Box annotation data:
━━━━━━━━━━━━━━━━━━━━━━━━━━━━━━
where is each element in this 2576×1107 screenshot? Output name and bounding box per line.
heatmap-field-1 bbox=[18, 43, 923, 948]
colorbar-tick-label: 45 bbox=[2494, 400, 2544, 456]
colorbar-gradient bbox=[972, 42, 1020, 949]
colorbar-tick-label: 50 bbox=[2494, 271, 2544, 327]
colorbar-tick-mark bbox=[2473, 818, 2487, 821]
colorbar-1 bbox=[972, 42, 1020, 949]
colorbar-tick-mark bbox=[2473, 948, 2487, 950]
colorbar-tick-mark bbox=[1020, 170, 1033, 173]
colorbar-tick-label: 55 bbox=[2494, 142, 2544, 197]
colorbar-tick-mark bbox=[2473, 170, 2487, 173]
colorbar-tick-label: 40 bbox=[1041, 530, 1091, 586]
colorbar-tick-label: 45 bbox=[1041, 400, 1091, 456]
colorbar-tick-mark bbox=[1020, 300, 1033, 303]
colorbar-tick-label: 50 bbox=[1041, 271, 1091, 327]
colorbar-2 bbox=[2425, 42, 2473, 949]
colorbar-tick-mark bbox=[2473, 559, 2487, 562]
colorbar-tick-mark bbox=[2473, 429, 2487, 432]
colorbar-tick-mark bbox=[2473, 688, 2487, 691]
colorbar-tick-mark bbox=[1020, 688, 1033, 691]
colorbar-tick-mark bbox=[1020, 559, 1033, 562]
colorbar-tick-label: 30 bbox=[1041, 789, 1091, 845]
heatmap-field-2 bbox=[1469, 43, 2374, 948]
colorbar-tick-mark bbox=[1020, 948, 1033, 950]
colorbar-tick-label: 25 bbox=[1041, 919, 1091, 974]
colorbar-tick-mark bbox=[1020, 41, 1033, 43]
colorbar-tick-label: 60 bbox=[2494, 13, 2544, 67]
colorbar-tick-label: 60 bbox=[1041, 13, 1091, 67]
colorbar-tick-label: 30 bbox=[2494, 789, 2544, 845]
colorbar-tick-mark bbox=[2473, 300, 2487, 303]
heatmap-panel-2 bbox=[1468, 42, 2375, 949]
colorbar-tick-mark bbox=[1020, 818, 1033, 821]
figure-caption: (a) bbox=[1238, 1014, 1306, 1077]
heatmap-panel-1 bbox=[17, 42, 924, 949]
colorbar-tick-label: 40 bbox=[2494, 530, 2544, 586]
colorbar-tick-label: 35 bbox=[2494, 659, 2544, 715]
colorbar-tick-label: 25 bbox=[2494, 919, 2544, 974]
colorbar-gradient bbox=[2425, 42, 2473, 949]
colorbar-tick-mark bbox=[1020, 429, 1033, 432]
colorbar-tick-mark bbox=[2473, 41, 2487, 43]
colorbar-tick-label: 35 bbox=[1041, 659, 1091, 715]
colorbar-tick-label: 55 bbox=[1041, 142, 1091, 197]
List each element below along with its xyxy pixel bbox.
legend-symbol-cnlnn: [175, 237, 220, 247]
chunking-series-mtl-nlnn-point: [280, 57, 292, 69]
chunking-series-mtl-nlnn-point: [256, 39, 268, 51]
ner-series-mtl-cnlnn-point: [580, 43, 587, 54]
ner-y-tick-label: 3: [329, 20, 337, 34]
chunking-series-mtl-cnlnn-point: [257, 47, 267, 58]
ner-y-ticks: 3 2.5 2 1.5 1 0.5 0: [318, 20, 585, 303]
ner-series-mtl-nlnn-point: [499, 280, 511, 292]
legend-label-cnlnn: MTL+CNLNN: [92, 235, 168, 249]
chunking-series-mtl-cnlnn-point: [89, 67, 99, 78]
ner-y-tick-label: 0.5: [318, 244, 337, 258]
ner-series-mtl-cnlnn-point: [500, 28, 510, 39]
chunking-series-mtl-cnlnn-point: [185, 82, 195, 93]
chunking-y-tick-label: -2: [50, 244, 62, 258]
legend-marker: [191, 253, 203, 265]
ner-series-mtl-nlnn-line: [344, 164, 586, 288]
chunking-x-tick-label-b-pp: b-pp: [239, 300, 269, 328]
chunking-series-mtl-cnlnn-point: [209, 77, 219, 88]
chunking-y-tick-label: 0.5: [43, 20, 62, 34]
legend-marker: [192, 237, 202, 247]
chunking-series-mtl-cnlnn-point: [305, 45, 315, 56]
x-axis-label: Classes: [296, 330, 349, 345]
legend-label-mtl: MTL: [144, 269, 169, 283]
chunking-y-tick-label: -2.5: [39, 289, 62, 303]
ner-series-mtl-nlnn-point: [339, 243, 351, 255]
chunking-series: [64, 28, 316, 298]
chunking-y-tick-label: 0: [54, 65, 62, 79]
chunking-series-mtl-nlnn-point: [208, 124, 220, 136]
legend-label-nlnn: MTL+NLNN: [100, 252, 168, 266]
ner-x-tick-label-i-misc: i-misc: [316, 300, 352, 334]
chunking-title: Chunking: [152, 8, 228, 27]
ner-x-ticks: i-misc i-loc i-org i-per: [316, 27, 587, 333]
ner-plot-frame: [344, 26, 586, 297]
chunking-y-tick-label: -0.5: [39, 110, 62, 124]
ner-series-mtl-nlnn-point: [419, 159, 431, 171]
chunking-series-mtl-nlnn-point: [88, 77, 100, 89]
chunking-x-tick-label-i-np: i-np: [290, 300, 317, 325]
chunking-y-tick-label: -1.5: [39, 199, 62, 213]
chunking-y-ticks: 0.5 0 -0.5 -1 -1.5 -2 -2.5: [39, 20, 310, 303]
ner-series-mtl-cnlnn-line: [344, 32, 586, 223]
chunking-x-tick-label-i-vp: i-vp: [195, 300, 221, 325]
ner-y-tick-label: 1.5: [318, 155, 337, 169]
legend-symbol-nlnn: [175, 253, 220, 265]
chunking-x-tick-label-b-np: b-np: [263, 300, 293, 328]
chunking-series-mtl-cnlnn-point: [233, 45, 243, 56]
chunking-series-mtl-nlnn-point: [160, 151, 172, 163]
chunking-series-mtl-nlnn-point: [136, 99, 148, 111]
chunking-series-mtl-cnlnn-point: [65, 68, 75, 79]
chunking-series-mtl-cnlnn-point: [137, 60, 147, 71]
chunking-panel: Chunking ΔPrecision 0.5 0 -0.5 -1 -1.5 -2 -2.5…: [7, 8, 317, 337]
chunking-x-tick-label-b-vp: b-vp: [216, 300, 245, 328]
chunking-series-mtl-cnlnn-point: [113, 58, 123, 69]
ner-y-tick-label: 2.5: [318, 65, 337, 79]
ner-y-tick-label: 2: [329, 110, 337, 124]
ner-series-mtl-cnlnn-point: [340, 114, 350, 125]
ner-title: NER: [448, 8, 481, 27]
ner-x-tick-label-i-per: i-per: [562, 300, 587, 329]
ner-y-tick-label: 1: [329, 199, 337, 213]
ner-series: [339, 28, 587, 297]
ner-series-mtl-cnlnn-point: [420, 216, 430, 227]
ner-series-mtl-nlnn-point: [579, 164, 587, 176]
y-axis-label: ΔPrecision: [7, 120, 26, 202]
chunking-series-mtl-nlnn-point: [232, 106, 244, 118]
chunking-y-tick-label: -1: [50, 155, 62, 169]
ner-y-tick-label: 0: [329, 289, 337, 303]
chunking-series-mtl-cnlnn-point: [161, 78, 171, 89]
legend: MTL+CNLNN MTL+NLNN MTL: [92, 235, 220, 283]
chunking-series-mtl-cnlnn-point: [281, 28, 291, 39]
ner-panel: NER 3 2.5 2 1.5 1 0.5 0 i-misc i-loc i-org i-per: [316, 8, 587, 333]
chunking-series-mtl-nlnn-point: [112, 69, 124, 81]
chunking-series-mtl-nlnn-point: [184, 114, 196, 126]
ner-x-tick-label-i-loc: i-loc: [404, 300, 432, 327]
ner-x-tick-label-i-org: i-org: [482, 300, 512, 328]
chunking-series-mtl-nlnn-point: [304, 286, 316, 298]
━━━━━━━━━━━━━━━━━━━━━━━━━━━━━━
TASK PROMPT:
Count how many lines of the data contain the string "misc". Reply with the number only.

SOLUTION TO THIS PROBLEM:
3